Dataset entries
◆ ◆ ◆ ◆
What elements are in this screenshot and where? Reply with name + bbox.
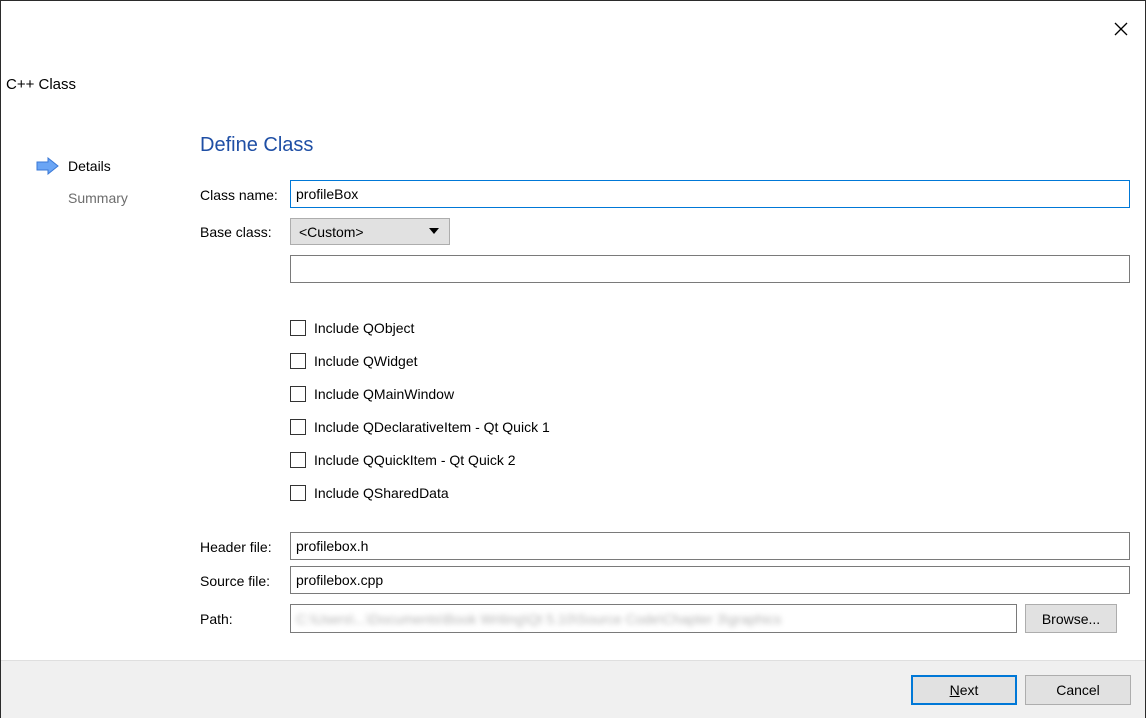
include-qquickitem-checkbox[interactable]: Include QQuickItem - Qt Quick 2 [290, 449, 516, 471]
cancel-button[interactable]: Cancel [1025, 675, 1131, 705]
checkbox-label: Include QSharedData [314, 485, 449, 501]
checkbox-box[interactable] [290, 419, 306, 435]
checkbox-box[interactable] [290, 353, 306, 369]
checkbox-box[interactable] [290, 452, 306, 468]
checkbox-label: Include QWidget [314, 353, 418, 369]
include-qwidget-checkbox[interactable]: Include QWidget [290, 350, 418, 372]
include-qdeclarativeitem-checkbox[interactable]: Include QDeclarativeItem - Qt Quick 1 [290, 416, 550, 438]
dialog-footer: Next Cancel [1, 660, 1145, 718]
step-details: Details [68, 158, 111, 174]
next-button[interactable]: Next [911, 675, 1017, 705]
page-heading: Define Class [200, 134, 314, 156]
base-class-selected: <Custom> [299, 223, 364, 240]
custom-base-class-input[interactable] [290, 255, 1130, 283]
include-qmainwindow-checkbox[interactable]: Include QMainWindow [290, 383, 454, 405]
next-mnemonic: N [949, 682, 960, 698]
include-qshareddata-checkbox[interactable]: Include QSharedData [290, 482, 449, 504]
checkbox-box[interactable] [290, 386, 306, 402]
header-file-label: Header file: [200, 539, 272, 555]
browse-button[interactable]: Browse... [1025, 604, 1117, 633]
source-file-label: Source file: [200, 573, 271, 589]
checkbox-label: Include QDeclarativeItem - Qt Quick 1 [314, 419, 550, 435]
base-class-label: Base class: [200, 224, 272, 240]
dialog-title: C++ Class [6, 76, 77, 93]
next-label: ext [959, 682, 979, 698]
current-step-arrow-icon [36, 157, 59, 175]
base-class-dropdown[interactable]: <Custom> [290, 218, 450, 245]
path-value: C:\Users\...\Documents\Book Writing\Qt 5… [296, 610, 782, 627]
step-summary: Summary [68, 190, 128, 206]
source-file-input[interactable] [290, 566, 1130, 594]
class-name-input[interactable] [290, 180, 1130, 208]
checkbox-label: Include QMainWindow [314, 386, 455, 402]
checkbox-box[interactable] [290, 485, 306, 501]
checkbox-label: Include QObject [314, 320, 415, 336]
chevron-down-icon [429, 228, 439, 234]
path-label: Path: [200, 611, 233, 627]
checkbox-label: Include QQuickItem - Qt Quick 2 [314, 452, 516, 468]
close-icon [1114, 22, 1128, 36]
checkbox-box[interactable] [290, 320, 306, 336]
path-input[interactable]: C:\Users\...\Documents\Book Writing\Qt 5… [290, 604, 1017, 633]
include-qobject-checkbox[interactable]: Include QObject [290, 317, 414, 339]
class-name-label: Class name: [200, 187, 278, 203]
close-button[interactable] [1106, 14, 1136, 44]
header-file-input[interactable] [290, 532, 1130, 560]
◆ ◆ ◆ ◆
STATED EXERCISE:
Please extract every line of the material above verbatim, omitting the pictures.

RESULT OF THIS TASK:
What elements are in this screenshot and where? Reply with name + bbox.
include-qquickitem-checkbox[interactable]: Include QQuickItem - Qt Quick 2 [290, 449, 516, 471]
cancel-button[interactable]: Cancel [1025, 675, 1131, 705]
checkbox-label: Include QSharedData [314, 485, 449, 501]
checkbox-box[interactable] [290, 419, 306, 435]
checkbox-box[interactable] [290, 353, 306, 369]
checkbox-box[interactable] [290, 452, 306, 468]
checkbox-label: Include QWidget [314, 353, 418, 369]
include-qwidget-checkbox[interactable]: Include QWidget [290, 350, 418, 372]
include-qdeclarativeitem-checkbox[interactable]: Include QDeclarativeItem - Qt Quick 1 [290, 416, 550, 438]
dialog-footer: Next Cancel [1, 660, 1145, 718]
step-details: Details [68, 158, 111, 174]
next-button[interactable]: Next [911, 675, 1017, 705]
page-heading: Define Class [200, 134, 314, 156]
base-class-selected: <Custom> [299, 223, 364, 240]
custom-base-class-input[interactable] [290, 255, 1130, 283]
include-qmainwindow-checkbox[interactable]: Include QMainWindow [290, 383, 454, 405]
next-mnemonic: N [949, 682, 960, 698]
include-qshareddata-checkbox[interactable]: Include QSharedData [290, 482, 449, 504]
checkbox-box[interactable] [290, 386, 306, 402]
header-file-label: Header file: [200, 539, 272, 555]
browse-button[interactable]: Browse... [1025, 604, 1117, 633]
source-file-label: Source file: [200, 573, 271, 589]
checkbox-label: Include QDeclarativeItem - Qt Quick 1 [314, 419, 550, 435]
base-class-label: Base class: [200, 224, 272, 240]
dialog-title: C++ Class [6, 76, 77, 93]
next-label: ext [959, 682, 979, 698]
current-step-arrow-icon [36, 157, 59, 175]
base-class-dropdown[interactable]: <Custom> [290, 218, 450, 245]
path-value: C:\Users\...\Documents\Book Writing\Qt 5… [296, 610, 782, 627]
step-summary: Summary [68, 190, 128, 206]
source-file-input[interactable] [290, 566, 1130, 594]
class-name-input[interactable] [290, 180, 1130, 208]
checkbox-label: Include QMainWindow [314, 386, 455, 402]
checkbox-box[interactable] [290, 485, 306, 501]
checkbox-label: Include QObject [314, 320, 415, 336]
chevron-down-icon [429, 228, 439, 234]
path-label: Path: [200, 611, 233, 627]
checkbox-label: Include QQuickItem - Qt Quick 2 [314, 452, 516, 468]
close-icon [1114, 22, 1128, 36]
checkbox-box[interactable] [290, 320, 306, 336]
path-input[interactable]: C:\Users\...\Documents\Book Writing\Qt 5… [290, 604, 1017, 633]
include-qobject-checkbox[interactable]: Include QObject [290, 317, 414, 339]
class-name-label: Class name: [200, 187, 278, 203]
close-button[interactable] [1106, 14, 1136, 44]
header-file-input[interactable] [290, 532, 1130, 560]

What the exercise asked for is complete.